## TASK INSTRUCTIONS
Using the entries that follow, collect the lines where the word "Videos" appears.
── INPUT DATA ──
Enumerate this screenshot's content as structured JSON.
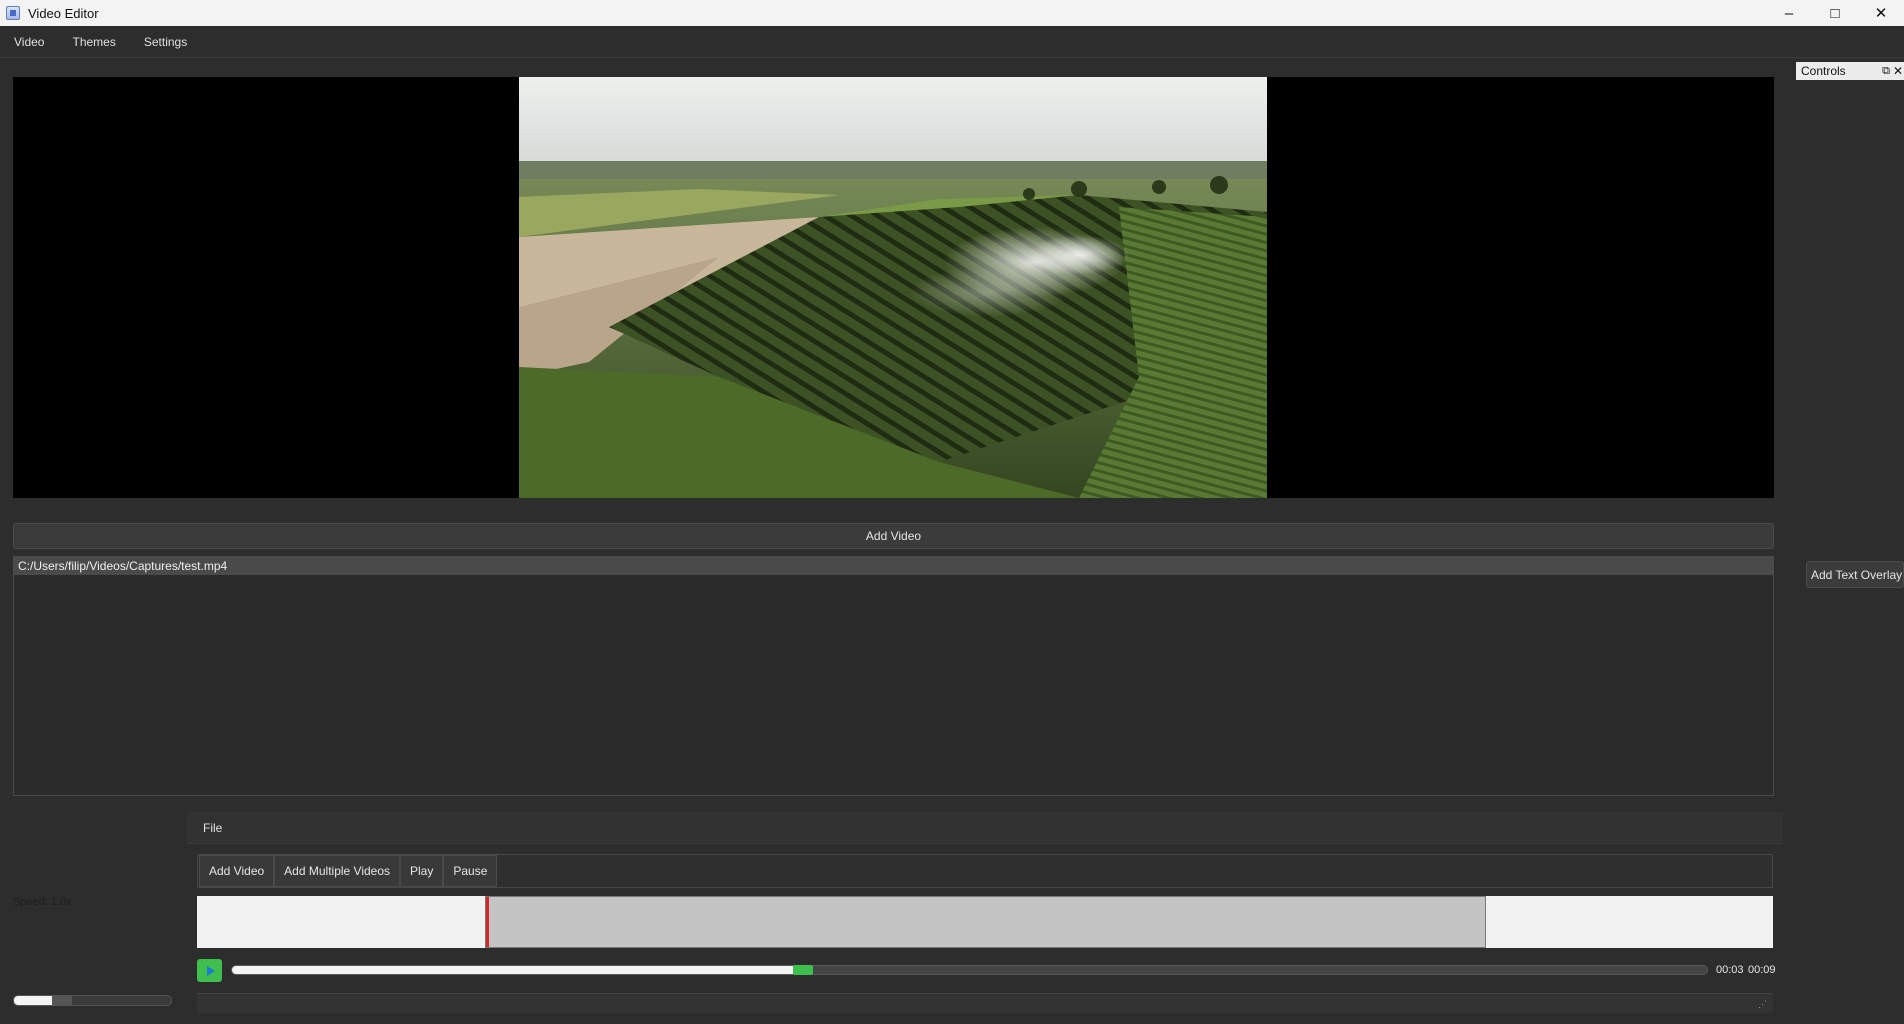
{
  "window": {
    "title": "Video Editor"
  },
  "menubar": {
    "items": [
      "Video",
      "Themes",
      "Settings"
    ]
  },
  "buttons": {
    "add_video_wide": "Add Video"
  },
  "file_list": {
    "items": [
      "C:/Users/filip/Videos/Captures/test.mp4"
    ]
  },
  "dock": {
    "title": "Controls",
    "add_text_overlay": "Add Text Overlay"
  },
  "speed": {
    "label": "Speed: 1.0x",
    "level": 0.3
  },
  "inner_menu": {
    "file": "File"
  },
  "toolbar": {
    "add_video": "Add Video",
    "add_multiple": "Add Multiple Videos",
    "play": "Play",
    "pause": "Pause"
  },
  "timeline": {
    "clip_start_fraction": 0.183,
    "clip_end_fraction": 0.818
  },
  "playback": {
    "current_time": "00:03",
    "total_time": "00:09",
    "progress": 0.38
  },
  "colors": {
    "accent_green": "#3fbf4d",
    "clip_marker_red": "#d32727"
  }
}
───
## OUTPUT BELOW
      "C:/Users/filip/Videos/Captures/test.mp4"
    "add_multiple": "Add Multiple Videos",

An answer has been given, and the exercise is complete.